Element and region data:
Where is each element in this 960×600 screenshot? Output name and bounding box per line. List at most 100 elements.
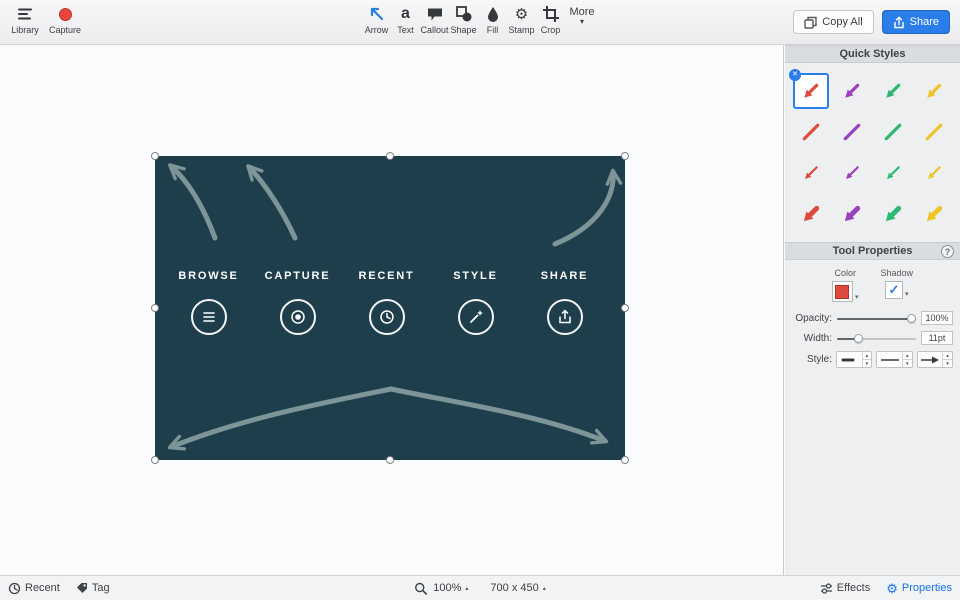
share-label: Share (910, 16, 939, 28)
chevron-down-icon[interactable]: ▾ (905, 290, 909, 299)
quick-style-line-6[interactable] (875, 114, 911, 150)
shadow-checkbox[interactable]: ✓ (885, 281, 903, 299)
copy-icon (804, 16, 817, 29)
quick-style-arrow-thin-10[interactable] (875, 155, 911, 191)
quick-style-arrow-thin-11[interactable] (916, 155, 952, 191)
stepper[interactable]: ▲▼ (862, 352, 872, 367)
magic-wand-icon (458, 299, 494, 335)
quick-style-arrow-bold-15[interactable] (916, 196, 952, 232)
step-up-icon[interactable]: ▲ (903, 352, 912, 359)
tool-arrow[interactable]: Arrow (362, 4, 391, 35)
recent-button[interactable]: Recent (8, 582, 60, 595)
capture-button[interactable]: Capture (48, 4, 82, 35)
style-label: Style: (792, 354, 832, 365)
zoom-value: 100% (433, 582, 461, 594)
chevron-down-icon[interactable]: ▾ (855, 293, 859, 302)
canvas-size[interactable]: 700 x 450 ▴ (490, 582, 545, 594)
style-row: Style: ▲▼ ▲▼ ▲▼ (785, 348, 960, 371)
line-end-dropdown[interactable]: ▲▼ (917, 351, 953, 368)
step-down-icon[interactable]: ▼ (943, 359, 952, 367)
selection-handle-top-center[interactable] (386, 152, 394, 160)
fill-tool-icon (484, 4, 502, 24)
quick-style-arrow-bold-12[interactable] (793, 196, 829, 232)
tool-callout[interactable]: Callout (420, 4, 449, 35)
selection-handle-middle-left[interactable] (151, 304, 159, 312)
selection-handle-top-right[interactable] (621, 152, 629, 160)
opacity-slider[interactable] (837, 313, 916, 324)
step-down-icon[interactable]: ▼ (903, 359, 912, 367)
quick-style-line-5[interactable] (834, 114, 870, 150)
width-value[interactable]: 11pt (921, 331, 953, 345)
more-button[interactable]: More ▾ (565, 4, 599, 35)
width-slider[interactable] (837, 333, 916, 344)
tag-button[interactable]: Tag (76, 582, 110, 594)
selection-handle-bottom-left[interactable] (151, 456, 159, 464)
remove-style-badge[interactable]: ✕ (789, 69, 801, 81)
quick-style-line-4[interactable] (793, 114, 829, 150)
quick-styles-header: Quick Styles (785, 45, 960, 63)
tool-fill[interactable]: Fill (478, 4, 507, 35)
library-icon (16, 4, 34, 24)
help-icon[interactable]: ? (941, 245, 954, 258)
effects-icon (820, 582, 833, 595)
tool-properties-swatches: Color ▾ Shadow ✓ ▾ (785, 260, 960, 308)
capture-icon (59, 4, 72, 24)
selection-handle-top-left[interactable] (151, 152, 159, 160)
quick-style-arrow-bold-13[interactable] (834, 196, 870, 232)
copy-all-button[interactable]: Copy All (793, 10, 873, 34)
step-up-icon[interactable]: ▲ (863, 352, 872, 359)
text-tool-icon: a (401, 4, 410, 24)
stepper[interactable]: ▲▼ (902, 352, 912, 367)
share-upload-icon (547, 299, 583, 335)
hero-item-capture: CAPTURE (253, 270, 342, 335)
width-row: Width: 11pt (785, 328, 960, 348)
line-start-dropdown[interactable]: ▲▼ (836, 351, 872, 368)
line-middle-sample (877, 352, 902, 367)
library-button[interactable]: Library (8, 4, 42, 35)
tag-label: Tag (92, 582, 110, 594)
opacity-slider-knob[interactable] (907, 314, 916, 323)
hero-label-recent: RECENT (358, 270, 414, 283)
effects-label: Effects (837, 582, 870, 594)
tool-stamp[interactable]: ⚙ Stamp (507, 4, 536, 35)
canvas-area[interactable]: BROWSE CAPTURE RECENT (0, 45, 784, 575)
selection-handle-bottom-right[interactable] (621, 456, 629, 464)
stepper[interactable]: ▲▼ (942, 352, 952, 367)
share-icon (893, 16, 905, 29)
caret-icon: ▴ (543, 585, 546, 592)
step-down-icon[interactable]: ▼ (863, 359, 872, 367)
tool-crop[interactable]: Crop (536, 4, 565, 35)
quick-style-arrow-3[interactable] (916, 73, 952, 109)
quick-styles-grid: ✕ (785, 63, 960, 242)
step-up-icon[interactable]: ▲ (943, 352, 952, 359)
tool-fill-label: Fill (487, 25, 499, 35)
zoom-level[interactable]: 100% ▴ (433, 582, 468, 594)
quick-style-arrow-1[interactable] (834, 73, 870, 109)
recent-label: Recent (25, 582, 60, 594)
tool-text[interactable]: a Text (391, 4, 420, 35)
quick-style-arrow-thin-9[interactable] (834, 155, 870, 191)
color-swatch[interactable] (832, 281, 853, 302)
line-middle-dropdown[interactable]: ▲▼ (876, 351, 912, 368)
width-slider-knob[interactable] (854, 334, 863, 343)
canvas-size-value: 700 x 450 (490, 582, 538, 594)
color-control: Color ▾ (832, 268, 859, 302)
tool-crop-label: Crop (541, 25, 561, 35)
tool-shape[interactable]: Shape (449, 4, 478, 35)
quick-style-arrow-bold-14[interactable] (875, 196, 911, 232)
chevron-down-icon: ▾ (580, 18, 584, 26)
hero-image[interactable]: BROWSE CAPTURE RECENT (155, 156, 625, 460)
selection-handle-bottom-center[interactable] (386, 456, 394, 464)
effects-button[interactable]: Effects (820, 582, 870, 595)
properties-button[interactable]: ⚙ Properties (886, 582, 952, 595)
selection-handle-middle-right[interactable] (621, 304, 629, 312)
quick-style-arrow-2[interactable] (875, 73, 911, 109)
share-button[interactable]: Share (882, 10, 950, 34)
opacity-value[interactable]: 100% (921, 311, 953, 325)
hero-item-style: STYLE (431, 270, 520, 335)
quick-style-arrow-0[interactable]: ✕ (793, 73, 829, 109)
quick-style-line-7[interactable] (916, 114, 952, 150)
quick-style-arrow-thin-8[interactable] (793, 155, 829, 191)
library-label: Library (11, 25, 39, 35)
hero-items: BROWSE CAPTURE RECENT (164, 270, 616, 335)
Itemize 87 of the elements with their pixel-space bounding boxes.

# [Goal]
Please recast every line of the items above as a Markdown table with the columns Row and Line, numbering the rows and skipping blank lines. Leave the pictures out.

# [Task output]
| Row | Line |
|---|---|
| 1 | Where is each element in this 960×600 screenshot? Output name and bounding box per line. List at most 100 elements. |
| 2 | share-label: Share (910, 16, 939, 28) |
| 3 | chevron-down-icon[interactable]: ▾ (905, 290, 909, 299) |
| 4 | quick-style-line-6[interactable] (875, 114, 911, 150) |
| 5 | shadow-checkbox[interactable]: ✓ (885, 281, 903, 299) |
| 6 | copy-icon (804, 16, 817, 29) |
| 7 | quick-style-arrow-thin-10[interactable] (875, 155, 911, 191) |
| 8 | quick-style-arrow-thin-11[interactable] (916, 155, 952, 191) |
| 9 | stepper[interactable]: ▲▼ (862, 352, 872, 367) |
| 10 | magic-wand-icon (458, 299, 494, 335) |
| 11 | quick-style-arrow-bold-15[interactable] (916, 196, 952, 232) |
| 12 | step-up-icon[interactable]: ▲ (903, 352, 912, 359) |
| 13 | tool-arrow[interactable]: Arrow (362, 4, 391, 35) |
| 14 | recent-button[interactable]: Recent (8, 582, 60, 595) |
| 15 | capture-button[interactable]: Capture (48, 4, 82, 35) |
| 16 | style-label: Style: (792, 354, 832, 365) |
| 17 | zoom-value: 100% (433, 582, 461, 594) |
| 18 | chevron-down-icon[interactable]: ▾ (855, 293, 859, 302) |
| 19 | canvas-size[interactable]: 700 x 450 ▴ (490, 582, 545, 594) |
| 20 | style-row: Style: ▲▼ ▲▼ ▲▼ (785, 348, 960, 371) |
| 21 | line-end-dropdown[interactable]: ▲▼ (917, 351, 953, 368) |
| 22 | step-down-icon[interactable]: ▼ (943, 359, 952, 367) |
| 23 | selection-handle-top-center[interactable] (386, 152, 394, 160) |
| 24 | fill-tool-icon (484, 4, 502, 24) |
| 25 | quick-style-arrow-bold-12[interactable] (793, 196, 829, 232) |
| 26 | tool-callout[interactable]: Callout (420, 4, 449, 35) |
| 27 | selection-handle-middle-left[interactable] (151, 304, 159, 312) |
| 28 | selection-handle-top-right[interactable] (621, 152, 629, 160) |
| 29 | opacity-slider[interactable] (837, 313, 916, 324) |
| 30 | step-down-icon[interactable]: ▼ (903, 359, 912, 367) |
| 31 | quick-style-line-5[interactable] (834, 114, 870, 150) |
| 32 | width-value[interactable]: 11pt (921, 331, 953, 345) |
| 33 | more-button[interactable]: More ▾ (565, 4, 599, 35) |
| 34 | width-slider[interactable] (837, 333, 916, 344) |
| 35 | tag-button[interactable]: Tag (76, 582, 110, 594) |
| 36 | selection-handle-bottom-left[interactable] (151, 456, 159, 464) |
| 37 | remove-style-badge[interactable]: ✕ (789, 69, 801, 81) |
| 38 | quick-style-line-4[interactable] (793, 114, 829, 150) |
| 39 | quick-styles-header: Quick Styles (785, 45, 960, 63) |
| 40 | tool-fill[interactable]: Fill (478, 4, 507, 35) |
| 41 | library-icon (16, 4, 34, 24) |
| 42 | help-icon[interactable]: ? (941, 245, 954, 258) |
| 43 | effects-icon (820, 582, 833, 595) |
| 44 | tool-properties-swatches: Color ▾ Shadow ✓ ▾ (785, 260, 960, 308) |
| 45 | capture-icon (59, 4, 72, 24) |
| 46 | selection-handle-top-left[interactable] (151, 152, 159, 160) |
| 47 | quick-style-arrow-bold-13[interactable] (834, 196, 870, 232) |
| 48 | copy-all-button[interactable]: Copy All (793, 10, 873, 34) |
| 49 | step-up-icon[interactable]: ▲ (863, 352, 872, 359) |
| 50 | text-tool-icon: a (401, 4, 410, 24) |
| 51 | stepper[interactable]: ▲▼ (902, 352, 912, 367) |
| 52 | share-upload-icon (547, 299, 583, 335) |
| 53 | hero-item-capture: CAPTURE (253, 270, 342, 335) |
| 54 | width-row: Width: 11pt (785, 328, 960, 348) |
| 55 | line-start-dropdown[interactable]: ▲▼ (836, 351, 872, 368) |
| 56 | line-middle-sample (877, 352, 902, 367) |
| 57 | library-button[interactable]: Library (8, 4, 42, 35) |
| 58 | tag-label: Tag (92, 582, 110, 594) |
| 59 | opacity-slider-knob[interactable] (907, 314, 916, 323) |
| 60 | hero-label-recent: RECENT (358, 270, 414, 283) |
| 61 | effects-label: Effects (837, 582, 870, 594) |
| 62 | tool-stamp[interactable]: ⚙ Stamp (507, 4, 536, 35) |
| 63 | canvas-area[interactable]: BROWSE CAPTURE RECENT (0, 45, 784, 575) |
| 64 | selection-handle-bottom-right[interactable] (621, 456, 629, 464) |
| 65 | stepper[interactable]: ▲▼ (942, 352, 952, 367) |
| 66 | share-icon (893, 16, 905, 29) |
| 67 | caret-icon: ▴ (543, 585, 546, 592) |
| 68 | step-down-icon[interactable]: ▼ (863, 359, 872, 367) |
| 69 | tool-crop[interactable]: Crop (536, 4, 565, 35) |
| 70 | quick-style-arrow-3[interactable] (916, 73, 952, 109) |
| 71 | quick-styles-grid: ✕ (785, 63, 960, 242) |
| 72 | step-up-icon[interactable]: ▲ (943, 352, 952, 359) |
| 73 | tool-fill-label: Fill (487, 25, 499, 35) |
| 74 | zoom-level[interactable]: 100% ▴ (433, 582, 468, 594) |
| 75 | quick-style-arrow-1[interactable] (834, 73, 870, 109) |
| 76 | recent-label: Recent (25, 582, 60, 594) |
| 77 | tool-text[interactable]: a Text (391, 4, 420, 35) |
| 78 | quick-style-arrow-thin-9[interactable] (834, 155, 870, 191) |
| 79 | color-swatch[interactable] (832, 281, 853, 302) |
| 80 | line-middle-dropdown[interactable]: ▲▼ (876, 351, 912, 368) |
| 81 | width-slider-knob[interactable] (854, 334, 863, 343) |
| 82 | canvas-size-value: 700 x 450 (490, 582, 538, 594) |
| 83 | color-control: Color ▾ (832, 268, 859, 302) |
| 84 | tool-crop-label: Crop (541, 25, 561, 35) |
| 85 | tool-shape[interactable]: Shape (449, 4, 478, 35) |
| 86 | quick-style-arrow-bold-14[interactable] (875, 196, 911, 232) |
| 87 | chevron-down-icon: ▾ (580, 18, 584, 26) |
| 88 | hero-image[interactable]: BROWSE CAPTURE RECENT (155, 156, 625, 460) |
| 89 | selection-handle-bottom-center[interactable] (386, 456, 394, 464) |
| 90 | effects-button[interactable]: Effects (820, 582, 870, 595) |
| 91 | properties-button[interactable]: ⚙ Properties (886, 582, 952, 595) |
| 92 | selection-handle-middle-right[interactable] (621, 304, 629, 312) |
| 93 | quick-style-arrow-2[interactable] (875, 73, 911, 109) |
| 94 | share-button[interactable]: Share (882, 10, 950, 34) |
| 95 | opacity-value[interactable]: 100% (921, 311, 953, 325) |
| 96 | hero-item-style: STYLE (431, 270, 520, 335) |
| 97 | quick-style-arrow-0[interactable]: ✕ (793, 73, 829, 109) |
| 98 | quick-style-line-7[interactable] (916, 114, 952, 150) |
| 99 | quick-style-arrow-thin-8[interactable] (793, 155, 829, 191) |
| 100 | library-label: Library (11, 25, 39, 35) |
| 101 | hero-items: BROWSE CAPTURE RECENT (164, 270, 616, 335) |
| 102 | Itemize 87 of the elements with their pixel-space bounding boxes. |